## [Task instructions]
Check every line of the data below for the string "Output", and copy the ones that hold it.

>> BEGIN Available data

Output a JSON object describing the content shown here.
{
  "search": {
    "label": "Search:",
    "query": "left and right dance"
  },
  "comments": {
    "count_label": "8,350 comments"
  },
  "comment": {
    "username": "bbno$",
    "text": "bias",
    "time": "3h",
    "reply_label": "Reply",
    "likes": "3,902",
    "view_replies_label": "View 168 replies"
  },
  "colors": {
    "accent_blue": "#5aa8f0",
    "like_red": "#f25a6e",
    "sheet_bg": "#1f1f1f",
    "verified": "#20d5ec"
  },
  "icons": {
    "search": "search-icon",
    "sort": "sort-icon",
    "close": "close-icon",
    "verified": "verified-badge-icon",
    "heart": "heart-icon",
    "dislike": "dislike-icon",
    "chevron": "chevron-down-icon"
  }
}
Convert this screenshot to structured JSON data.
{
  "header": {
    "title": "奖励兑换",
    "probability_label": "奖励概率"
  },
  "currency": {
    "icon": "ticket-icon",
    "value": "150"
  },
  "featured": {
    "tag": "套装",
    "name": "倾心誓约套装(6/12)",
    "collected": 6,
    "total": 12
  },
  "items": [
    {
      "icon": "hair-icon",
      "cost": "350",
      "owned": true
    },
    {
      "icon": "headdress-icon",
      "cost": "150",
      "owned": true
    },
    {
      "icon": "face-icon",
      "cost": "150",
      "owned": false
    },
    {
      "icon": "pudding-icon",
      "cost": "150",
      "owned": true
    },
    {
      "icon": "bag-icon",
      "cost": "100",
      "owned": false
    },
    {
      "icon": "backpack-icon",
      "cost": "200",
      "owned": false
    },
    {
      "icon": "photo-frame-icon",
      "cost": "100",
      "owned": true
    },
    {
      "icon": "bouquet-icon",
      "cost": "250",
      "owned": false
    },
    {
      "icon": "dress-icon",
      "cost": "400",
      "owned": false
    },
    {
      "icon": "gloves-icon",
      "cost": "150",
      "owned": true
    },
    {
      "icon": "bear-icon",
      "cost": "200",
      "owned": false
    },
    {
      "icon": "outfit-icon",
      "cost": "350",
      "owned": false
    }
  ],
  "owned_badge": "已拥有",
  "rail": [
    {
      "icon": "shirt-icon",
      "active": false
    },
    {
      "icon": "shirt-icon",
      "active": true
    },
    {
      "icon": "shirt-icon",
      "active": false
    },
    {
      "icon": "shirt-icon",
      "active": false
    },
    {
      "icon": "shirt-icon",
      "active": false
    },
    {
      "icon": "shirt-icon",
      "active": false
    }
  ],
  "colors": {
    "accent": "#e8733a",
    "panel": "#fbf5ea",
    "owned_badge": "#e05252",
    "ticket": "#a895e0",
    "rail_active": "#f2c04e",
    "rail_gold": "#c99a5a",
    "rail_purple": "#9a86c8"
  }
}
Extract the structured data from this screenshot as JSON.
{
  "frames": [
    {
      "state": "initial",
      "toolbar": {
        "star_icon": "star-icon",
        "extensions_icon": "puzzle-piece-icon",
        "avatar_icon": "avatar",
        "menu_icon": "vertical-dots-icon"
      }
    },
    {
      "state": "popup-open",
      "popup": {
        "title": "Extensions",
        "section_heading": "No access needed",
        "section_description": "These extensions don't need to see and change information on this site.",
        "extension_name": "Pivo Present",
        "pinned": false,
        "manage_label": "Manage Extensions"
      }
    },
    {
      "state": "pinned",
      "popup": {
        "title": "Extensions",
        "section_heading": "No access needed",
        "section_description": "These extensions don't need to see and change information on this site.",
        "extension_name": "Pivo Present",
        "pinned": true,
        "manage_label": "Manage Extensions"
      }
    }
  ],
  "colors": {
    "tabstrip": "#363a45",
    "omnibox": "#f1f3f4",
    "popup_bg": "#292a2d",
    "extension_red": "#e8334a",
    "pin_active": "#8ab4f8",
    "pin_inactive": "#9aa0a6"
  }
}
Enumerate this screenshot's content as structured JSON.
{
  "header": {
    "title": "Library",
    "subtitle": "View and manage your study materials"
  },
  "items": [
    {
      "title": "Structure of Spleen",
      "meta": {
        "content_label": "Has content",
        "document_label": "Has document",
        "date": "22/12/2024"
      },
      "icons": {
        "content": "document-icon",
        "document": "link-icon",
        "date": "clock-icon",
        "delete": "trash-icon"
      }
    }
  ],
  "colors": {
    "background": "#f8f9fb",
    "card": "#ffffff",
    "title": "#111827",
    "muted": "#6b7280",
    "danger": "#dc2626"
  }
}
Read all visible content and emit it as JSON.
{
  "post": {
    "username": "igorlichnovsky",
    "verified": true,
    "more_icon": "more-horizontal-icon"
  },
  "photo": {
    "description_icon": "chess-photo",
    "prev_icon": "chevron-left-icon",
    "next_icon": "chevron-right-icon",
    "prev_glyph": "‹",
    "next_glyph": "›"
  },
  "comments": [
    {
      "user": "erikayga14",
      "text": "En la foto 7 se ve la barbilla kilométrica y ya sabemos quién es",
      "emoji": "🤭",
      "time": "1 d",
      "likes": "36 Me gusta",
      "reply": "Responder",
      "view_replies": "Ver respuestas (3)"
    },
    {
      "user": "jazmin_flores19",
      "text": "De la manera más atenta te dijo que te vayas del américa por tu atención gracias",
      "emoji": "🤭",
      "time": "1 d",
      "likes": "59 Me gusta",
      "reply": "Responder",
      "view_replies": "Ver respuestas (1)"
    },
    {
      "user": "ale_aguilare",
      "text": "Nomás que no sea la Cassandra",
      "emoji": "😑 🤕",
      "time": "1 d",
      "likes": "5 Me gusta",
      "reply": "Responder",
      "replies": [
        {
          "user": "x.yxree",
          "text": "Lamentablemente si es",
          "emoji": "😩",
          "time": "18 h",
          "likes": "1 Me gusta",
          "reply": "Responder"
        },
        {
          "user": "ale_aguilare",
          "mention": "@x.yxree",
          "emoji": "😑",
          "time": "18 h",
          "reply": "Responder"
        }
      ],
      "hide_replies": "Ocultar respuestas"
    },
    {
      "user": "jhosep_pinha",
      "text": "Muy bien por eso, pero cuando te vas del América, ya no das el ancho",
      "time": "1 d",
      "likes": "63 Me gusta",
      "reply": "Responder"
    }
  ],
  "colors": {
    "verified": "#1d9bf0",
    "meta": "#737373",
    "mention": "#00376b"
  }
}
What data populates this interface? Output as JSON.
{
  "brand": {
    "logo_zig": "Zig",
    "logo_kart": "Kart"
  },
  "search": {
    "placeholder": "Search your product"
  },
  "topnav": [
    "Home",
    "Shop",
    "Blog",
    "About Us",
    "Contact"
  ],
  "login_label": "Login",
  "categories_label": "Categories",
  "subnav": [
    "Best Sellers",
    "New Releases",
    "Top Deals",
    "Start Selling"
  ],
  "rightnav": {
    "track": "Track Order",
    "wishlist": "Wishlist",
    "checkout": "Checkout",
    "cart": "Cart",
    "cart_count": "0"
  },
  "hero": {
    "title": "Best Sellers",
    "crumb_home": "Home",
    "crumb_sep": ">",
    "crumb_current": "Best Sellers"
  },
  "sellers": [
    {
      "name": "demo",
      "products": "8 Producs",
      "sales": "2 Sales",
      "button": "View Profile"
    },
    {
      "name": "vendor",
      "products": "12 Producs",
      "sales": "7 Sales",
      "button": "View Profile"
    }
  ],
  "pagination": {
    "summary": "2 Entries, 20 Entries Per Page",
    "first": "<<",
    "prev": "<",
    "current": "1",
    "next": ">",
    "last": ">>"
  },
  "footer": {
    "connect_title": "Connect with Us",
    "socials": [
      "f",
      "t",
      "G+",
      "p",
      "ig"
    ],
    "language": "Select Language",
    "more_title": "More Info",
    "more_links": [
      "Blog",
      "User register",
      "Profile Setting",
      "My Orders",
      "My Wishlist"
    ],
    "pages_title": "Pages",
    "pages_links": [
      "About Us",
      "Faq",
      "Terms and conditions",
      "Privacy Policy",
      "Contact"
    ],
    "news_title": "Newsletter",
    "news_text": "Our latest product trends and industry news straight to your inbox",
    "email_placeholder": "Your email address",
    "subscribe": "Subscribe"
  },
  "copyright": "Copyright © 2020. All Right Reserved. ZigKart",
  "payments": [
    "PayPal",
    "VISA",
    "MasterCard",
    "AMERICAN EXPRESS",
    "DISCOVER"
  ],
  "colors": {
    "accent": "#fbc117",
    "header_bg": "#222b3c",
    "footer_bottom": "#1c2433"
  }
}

>> END Available data

## [Response to the task]
Output a JSON object describing the content shown here.
What data populates this interface? Output as JSON.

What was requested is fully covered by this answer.